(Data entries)
——

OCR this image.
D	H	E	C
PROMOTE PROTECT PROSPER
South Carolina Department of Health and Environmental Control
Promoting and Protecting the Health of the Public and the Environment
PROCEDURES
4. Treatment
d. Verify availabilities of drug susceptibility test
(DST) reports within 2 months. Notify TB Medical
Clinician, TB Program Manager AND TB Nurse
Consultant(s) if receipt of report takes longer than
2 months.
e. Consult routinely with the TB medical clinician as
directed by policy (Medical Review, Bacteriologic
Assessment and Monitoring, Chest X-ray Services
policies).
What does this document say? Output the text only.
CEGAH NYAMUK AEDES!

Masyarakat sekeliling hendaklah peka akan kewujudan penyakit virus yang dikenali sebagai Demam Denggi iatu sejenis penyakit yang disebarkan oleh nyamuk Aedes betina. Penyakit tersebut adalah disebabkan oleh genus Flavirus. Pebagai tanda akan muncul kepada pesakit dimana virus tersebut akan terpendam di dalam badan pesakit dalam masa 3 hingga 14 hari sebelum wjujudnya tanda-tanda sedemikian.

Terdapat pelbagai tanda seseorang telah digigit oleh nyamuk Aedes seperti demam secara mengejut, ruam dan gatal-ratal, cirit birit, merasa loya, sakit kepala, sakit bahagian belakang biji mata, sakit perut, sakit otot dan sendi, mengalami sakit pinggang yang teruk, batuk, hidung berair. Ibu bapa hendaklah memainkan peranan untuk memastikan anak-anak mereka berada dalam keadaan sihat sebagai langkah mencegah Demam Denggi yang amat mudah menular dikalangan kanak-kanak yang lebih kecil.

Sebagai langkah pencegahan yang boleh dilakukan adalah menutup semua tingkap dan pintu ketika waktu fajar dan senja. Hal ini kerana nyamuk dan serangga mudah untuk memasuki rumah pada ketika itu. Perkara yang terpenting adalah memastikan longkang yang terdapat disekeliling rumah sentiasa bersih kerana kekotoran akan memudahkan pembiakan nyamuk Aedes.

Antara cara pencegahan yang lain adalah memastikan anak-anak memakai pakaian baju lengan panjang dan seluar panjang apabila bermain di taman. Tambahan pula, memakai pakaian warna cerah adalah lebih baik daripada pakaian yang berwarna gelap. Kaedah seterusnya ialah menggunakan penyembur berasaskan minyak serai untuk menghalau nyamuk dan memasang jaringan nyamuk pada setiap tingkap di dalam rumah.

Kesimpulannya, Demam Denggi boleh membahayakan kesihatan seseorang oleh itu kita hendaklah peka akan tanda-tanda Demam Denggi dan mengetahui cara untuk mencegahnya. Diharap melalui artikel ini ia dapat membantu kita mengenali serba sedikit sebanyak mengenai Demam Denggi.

——

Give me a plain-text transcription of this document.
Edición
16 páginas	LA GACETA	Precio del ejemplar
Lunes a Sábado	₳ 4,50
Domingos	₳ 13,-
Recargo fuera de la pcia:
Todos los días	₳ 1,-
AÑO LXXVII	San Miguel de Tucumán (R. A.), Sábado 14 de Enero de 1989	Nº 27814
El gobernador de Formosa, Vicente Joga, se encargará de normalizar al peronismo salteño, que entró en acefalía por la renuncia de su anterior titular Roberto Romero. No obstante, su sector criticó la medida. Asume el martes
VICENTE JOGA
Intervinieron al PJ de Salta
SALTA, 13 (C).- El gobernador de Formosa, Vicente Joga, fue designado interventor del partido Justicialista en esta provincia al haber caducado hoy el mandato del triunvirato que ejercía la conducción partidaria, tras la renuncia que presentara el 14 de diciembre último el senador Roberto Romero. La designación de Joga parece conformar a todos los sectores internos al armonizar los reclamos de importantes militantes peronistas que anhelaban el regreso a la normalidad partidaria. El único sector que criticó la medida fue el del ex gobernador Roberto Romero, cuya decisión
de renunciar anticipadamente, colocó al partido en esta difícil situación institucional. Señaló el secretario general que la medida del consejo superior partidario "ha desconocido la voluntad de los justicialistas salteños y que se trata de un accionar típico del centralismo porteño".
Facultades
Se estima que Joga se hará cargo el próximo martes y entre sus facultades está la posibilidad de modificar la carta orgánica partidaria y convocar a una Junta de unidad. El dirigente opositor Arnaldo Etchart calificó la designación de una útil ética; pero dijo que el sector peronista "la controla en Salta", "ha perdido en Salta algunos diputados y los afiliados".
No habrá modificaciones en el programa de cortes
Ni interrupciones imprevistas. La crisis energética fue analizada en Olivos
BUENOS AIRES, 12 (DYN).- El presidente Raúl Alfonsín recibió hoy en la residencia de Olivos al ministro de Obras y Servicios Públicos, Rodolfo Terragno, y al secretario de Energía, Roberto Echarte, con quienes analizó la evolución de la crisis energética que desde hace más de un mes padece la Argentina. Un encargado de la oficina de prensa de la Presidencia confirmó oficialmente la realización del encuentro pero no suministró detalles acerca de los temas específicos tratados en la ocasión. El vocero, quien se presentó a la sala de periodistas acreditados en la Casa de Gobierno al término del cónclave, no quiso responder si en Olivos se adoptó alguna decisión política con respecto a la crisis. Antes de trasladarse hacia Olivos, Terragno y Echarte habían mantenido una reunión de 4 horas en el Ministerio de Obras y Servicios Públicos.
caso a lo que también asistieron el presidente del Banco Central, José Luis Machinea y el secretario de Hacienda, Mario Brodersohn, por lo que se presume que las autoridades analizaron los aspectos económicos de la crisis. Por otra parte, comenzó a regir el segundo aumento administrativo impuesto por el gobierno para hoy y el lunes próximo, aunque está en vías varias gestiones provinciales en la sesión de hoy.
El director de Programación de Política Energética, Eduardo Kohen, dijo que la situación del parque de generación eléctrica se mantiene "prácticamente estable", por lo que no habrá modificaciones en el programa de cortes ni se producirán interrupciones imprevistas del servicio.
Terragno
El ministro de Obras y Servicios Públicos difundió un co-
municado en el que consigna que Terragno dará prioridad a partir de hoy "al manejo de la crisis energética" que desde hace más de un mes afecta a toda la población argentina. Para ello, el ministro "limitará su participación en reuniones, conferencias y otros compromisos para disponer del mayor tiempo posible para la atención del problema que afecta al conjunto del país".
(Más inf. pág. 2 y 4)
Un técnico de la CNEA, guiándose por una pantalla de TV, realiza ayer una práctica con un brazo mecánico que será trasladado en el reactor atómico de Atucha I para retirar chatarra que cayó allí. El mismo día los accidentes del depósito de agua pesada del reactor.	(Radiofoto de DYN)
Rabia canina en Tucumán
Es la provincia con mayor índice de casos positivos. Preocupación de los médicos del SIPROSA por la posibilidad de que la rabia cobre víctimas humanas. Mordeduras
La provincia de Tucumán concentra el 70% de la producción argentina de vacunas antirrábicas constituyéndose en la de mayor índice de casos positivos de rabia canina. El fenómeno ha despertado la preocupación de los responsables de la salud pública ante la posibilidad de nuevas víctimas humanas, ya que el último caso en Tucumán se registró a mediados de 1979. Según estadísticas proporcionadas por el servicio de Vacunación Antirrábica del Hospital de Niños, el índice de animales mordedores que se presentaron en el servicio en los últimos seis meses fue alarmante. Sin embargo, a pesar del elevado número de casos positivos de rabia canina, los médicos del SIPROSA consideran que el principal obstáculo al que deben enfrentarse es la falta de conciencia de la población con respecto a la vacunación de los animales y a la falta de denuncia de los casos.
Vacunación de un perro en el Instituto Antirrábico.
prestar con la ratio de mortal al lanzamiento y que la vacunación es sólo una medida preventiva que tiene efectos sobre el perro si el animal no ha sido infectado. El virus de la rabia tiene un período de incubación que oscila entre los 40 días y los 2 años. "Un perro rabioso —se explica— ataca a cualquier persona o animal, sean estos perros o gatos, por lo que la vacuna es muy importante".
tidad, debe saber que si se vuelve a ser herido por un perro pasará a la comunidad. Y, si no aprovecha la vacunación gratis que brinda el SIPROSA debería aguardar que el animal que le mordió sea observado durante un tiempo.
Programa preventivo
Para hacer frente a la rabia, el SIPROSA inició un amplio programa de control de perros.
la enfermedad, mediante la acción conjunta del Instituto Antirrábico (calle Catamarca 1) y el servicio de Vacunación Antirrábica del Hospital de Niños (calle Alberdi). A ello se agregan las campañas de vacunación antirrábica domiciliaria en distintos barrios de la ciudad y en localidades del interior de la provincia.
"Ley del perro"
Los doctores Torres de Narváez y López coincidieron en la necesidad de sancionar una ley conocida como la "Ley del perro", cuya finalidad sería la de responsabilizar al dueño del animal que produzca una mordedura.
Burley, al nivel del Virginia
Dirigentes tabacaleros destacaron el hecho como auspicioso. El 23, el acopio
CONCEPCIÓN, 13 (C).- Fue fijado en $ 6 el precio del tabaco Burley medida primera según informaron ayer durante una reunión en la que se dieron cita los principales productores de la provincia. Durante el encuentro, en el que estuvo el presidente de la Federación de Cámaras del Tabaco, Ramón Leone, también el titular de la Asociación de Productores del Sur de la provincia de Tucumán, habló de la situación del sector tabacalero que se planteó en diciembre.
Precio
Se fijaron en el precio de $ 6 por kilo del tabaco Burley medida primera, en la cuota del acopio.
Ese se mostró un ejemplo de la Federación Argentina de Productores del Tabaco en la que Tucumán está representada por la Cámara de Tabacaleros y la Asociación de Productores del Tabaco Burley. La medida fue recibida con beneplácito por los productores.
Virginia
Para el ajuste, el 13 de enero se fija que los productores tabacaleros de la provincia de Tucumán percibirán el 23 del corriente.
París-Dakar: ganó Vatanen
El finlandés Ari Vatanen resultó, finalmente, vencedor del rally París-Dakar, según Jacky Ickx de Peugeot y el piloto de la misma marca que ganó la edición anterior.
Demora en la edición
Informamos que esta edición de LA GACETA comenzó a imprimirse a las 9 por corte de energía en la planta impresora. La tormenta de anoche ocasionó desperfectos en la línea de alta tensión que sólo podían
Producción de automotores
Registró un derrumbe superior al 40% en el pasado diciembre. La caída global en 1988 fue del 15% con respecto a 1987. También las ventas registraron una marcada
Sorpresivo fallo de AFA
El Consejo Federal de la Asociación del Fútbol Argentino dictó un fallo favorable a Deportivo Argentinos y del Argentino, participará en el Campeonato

——

Read the data above. Pull out each line in which the string "Burley" appears.

**RESULT:**
Burley, al nivel del Virginia
CONCEPCIÓN, 13 (C).- Fue fijado en $ 6 el precio del tabaco Burley medida primera según informaron ayer durante una reunión en la que se dieron cita los principales productores de la provincia. Durante el encuentro, en el que estuvo el presidente de la Federación de Cámaras del Tabaco, Ramón Leone, también el titular de la Asociación de Productores del Sur de la provincia de Tucumán, habló de la situación del sector tabacalero que se planteó en diciembre.
Se fijaron en el precio de $ 6 por kilo del tabaco Burley medida primera, en la cuota del acopio.
Ese se mostró un ejemplo de la Federación Argentina de Productores del Tabaco en la que Tucumán está representada por la Cámara de Tabacaleros y la Asociación de Productores del Tabaco Burley. La medida fue recibida con beneplácito por los productores.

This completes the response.